___ TASK DATA

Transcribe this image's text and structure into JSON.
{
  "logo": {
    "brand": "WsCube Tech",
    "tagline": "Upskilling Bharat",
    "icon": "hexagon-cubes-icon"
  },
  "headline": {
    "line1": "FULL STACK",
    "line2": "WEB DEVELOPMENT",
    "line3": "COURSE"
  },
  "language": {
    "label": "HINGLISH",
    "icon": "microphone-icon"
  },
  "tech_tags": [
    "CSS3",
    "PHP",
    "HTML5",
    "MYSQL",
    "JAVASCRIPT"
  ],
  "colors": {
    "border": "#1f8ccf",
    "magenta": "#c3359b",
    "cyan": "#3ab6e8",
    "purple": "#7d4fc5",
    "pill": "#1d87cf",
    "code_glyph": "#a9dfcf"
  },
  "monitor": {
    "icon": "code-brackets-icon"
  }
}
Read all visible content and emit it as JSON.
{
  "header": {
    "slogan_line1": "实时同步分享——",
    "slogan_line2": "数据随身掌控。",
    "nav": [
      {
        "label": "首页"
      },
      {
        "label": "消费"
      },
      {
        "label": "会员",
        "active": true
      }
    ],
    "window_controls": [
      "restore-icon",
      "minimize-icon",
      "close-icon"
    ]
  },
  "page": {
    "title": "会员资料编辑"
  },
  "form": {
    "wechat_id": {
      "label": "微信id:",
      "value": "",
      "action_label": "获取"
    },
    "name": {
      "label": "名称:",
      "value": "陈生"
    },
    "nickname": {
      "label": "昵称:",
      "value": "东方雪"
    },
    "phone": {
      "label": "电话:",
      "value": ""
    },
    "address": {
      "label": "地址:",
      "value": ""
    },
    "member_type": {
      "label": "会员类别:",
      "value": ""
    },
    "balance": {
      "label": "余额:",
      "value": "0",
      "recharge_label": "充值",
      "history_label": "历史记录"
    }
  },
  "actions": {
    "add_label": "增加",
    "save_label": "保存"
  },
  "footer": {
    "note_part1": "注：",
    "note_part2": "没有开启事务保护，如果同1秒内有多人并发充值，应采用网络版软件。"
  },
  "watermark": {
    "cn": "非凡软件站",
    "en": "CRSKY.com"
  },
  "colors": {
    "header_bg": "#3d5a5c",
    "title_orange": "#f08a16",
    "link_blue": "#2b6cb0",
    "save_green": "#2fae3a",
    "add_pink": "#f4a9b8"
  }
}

______

__WHAT TO DO__: Reproduce every line above without error.

__RESULT__:
Transcribe this image's text and structure into JSON.
{
  "logo": {
    "brand": "WsCube Tech",
    "tagline": "Upskilling Bharat",
    "icon": "hexagon-cubes-icon"
  },
  "headline": {
    "line1": "FULL STACK",
    "line2": "WEB DEVELOPMENT",
    "line3": "COURSE"
  },
  "language": {
    "label": "HINGLISH",
    "icon": "microphone-icon"
  },
  "tech_tags": [
    "CSS3",
    "PHP",
    "HTML5",
    "MYSQL",
    "JAVASCRIPT"
  ],
  "colors": {
    "border": "#1f8ccf",
    "magenta": "#c3359b",
    "cyan": "#3ab6e8",
    "purple": "#7d4fc5",
    "pill": "#1d87cf",
    "code_glyph": "#a9dfcf"
  },
  "monitor": {
    "icon": "code-brackets-icon"
  }
}
Read all visible content and emit it as JSON.
{
  "header": {
    "slogan_line1": "实时同步分享——",
    "slogan_line2": "数据随身掌控。",
    "nav": [
      {
        "label": "首页"
      },
      {
        "label": "消费"
      },
      {
        "label": "会员",
        "active": true
      }
    ],
    "window_controls": [
      "restore-icon",
      "minimize-icon",
      "close-icon"
    ]
  },
  "page": {
    "title": "会员资料编辑"
  },
  "form": {
    "wechat_id": {
      "label": "微信id:",
      "value": "",
      "action_label": "获取"
    },
    "name": {
      "label": "名称:",
      "value": "陈生"
    },
    "nickname": {
      "label": "昵称:",
      "value": "东方雪"
    },
    "phone": {
      "label": "电话:",
      "value": ""
    },
    "address": {
      "label": "地址:",
      "value": ""
    },
    "member_type": {
      "label": "会员类别:",
      "value": ""
    },
    "balance": {
      "label": "余额:",
      "value": "0",
      "recharge_label": "充值",
      "history_label": "历史记录"
    }
  },
  "actions": {
    "add_label": "增加",
    "save_label": "保存"
  },
  "footer": {
    "note_part1": "注：",
    "note_part2": "没有开启事务保护，如果同1秒内有多人并发充值，应采用网络版软件。"
  },
  "watermark": {
    "cn": "非凡软件站",
    "en": "CRSKY.com"
  },
  "colors": {
    "header_bg": "#3d5a5c",
    "title_orange": "#f08a16",
    "link_blue": "#2b6cb0",
    "save_green": "#2fae3a",
    "add_pink": "#f4a9b8"
  }
}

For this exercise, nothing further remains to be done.